_Extract_

# Dollar replaced as world reserve currency?



## shnaek (15 Jul 2011)

Will the dollar be replaced as the world's reserve currency? With Mr Bernanke talking about a third round of quantitive easing, surely all holders of US dollars must be worried about their investment. 
It would seem to be the sensible approach to diversify out of US dollar holdings, particularly for the likes of China.
And it appears to be US policy to continue running huge deficits. How long can the US dollar survive as a reliable reserve in the eyes of investor nations and companies?


----------



## onq (7 Oct 2011)

The suggestion that the US Dollar is to be phased out by 2018 has been in the news since 2009 and not contested since then AFAIK

http://www.marketoracle.co.uk/Article14243.html

http://www.forexblog.org/category/us-dollar

http://www.independent.co.uk/news/business/news/the-demise-of-the-dollar-1798175.html

http://findarticles.com/p/articles/mi_m0JZS/is_23_25/ai_n42162631/

http://americasfinancialmeltdown.blogspot.com/2010/12/russia-and-china-discuss-abandonment-of.html

It was mentioned a week or so ago on CNN or Bloomberg.

Astonished no one replied to this post.

Its on the way.


----------



## ringledman (9 Oct 2011)

The only viable future alternative is the Chinese Yuan. 

The pound was the reserve currency in the 19th century, the 20th belonged to the dollar, the 21st century will likely be the Yuan. 

The reserve currency follows economic power. 

Many on here think it impossible that the dollar will be replaced but with the USA's economic fundamentals being so dire and getting worse by the year, there is very little chance that the dollar can stay as the global reserve currency over the longer term (15 years plus).

Possibly a commodity backed basket or grouping of sounder currencies will replace the dollar over the next 20 or so years and following that the Yuan becomes the dominant currency.

A global reserve currency has to be backed by solid fundamentals so the dollar or euro have no chance over the long term. It won't happen over night but a gradual decline of power. There are already discussions of the likes of China and Russia doing trade outside of the dollar. Hong Kong is stepping up use of the Yuan for international trade.


----------



## csirl (11 Oct 2011)

ringledman said:


> The only viable future alternative is the Chinese Yuan.
> 
> .


 
Nobody is going to use a currency controlled by a dictatorship as a reserve currency. All it takes is a political revolution and its all worthless. There is also the danger that the dictatorship will make poor economic decisions and stick to them - at least in democratic countries, if the economy crashes, the government gets the boot.

_Given task A_
Reproduce the passage of the forum thread between "Possibly a commodity" and "(11 Oct 2011)", inclusive.
_Given task B_
Summarize the forum thread in two sentences.

_Provided data_
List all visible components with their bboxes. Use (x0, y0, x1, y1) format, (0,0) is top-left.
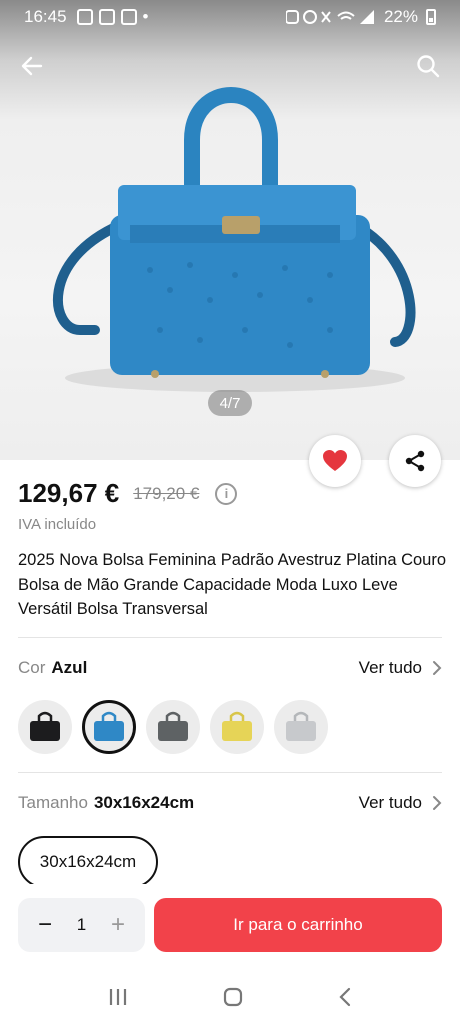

_Written answer A_
Possibly a commodity backed basket or grouping of sounder currencies will replace the dollar over the next 20 or so years and following that the Yuan becomes the dominant currency.

A global reserve currency has to be backed by solid fundamentals so the dollar or euro have no chance over the long term. It won't happen over night but a gradual decline of power. There are already discussions of the likes of China and Russia doing trade outside of the dollar. Hong Kong is stepping up use of the Yuan for international trade.


----------



## csirl (11 Oct 2011)

_Written answer B_
The opening post asks whether the dollar will be replaced as the world's reserve currency, pointing to talk of a third round of quantitative easing and continuing huge US deficits. Replies cite news that the dollar is to be phased out by 2018 and argue that the Chinese Yuan is the only viable alternative, while a final reply counters that nobody will use a currency controlled by a dictatorship as a reserve currency.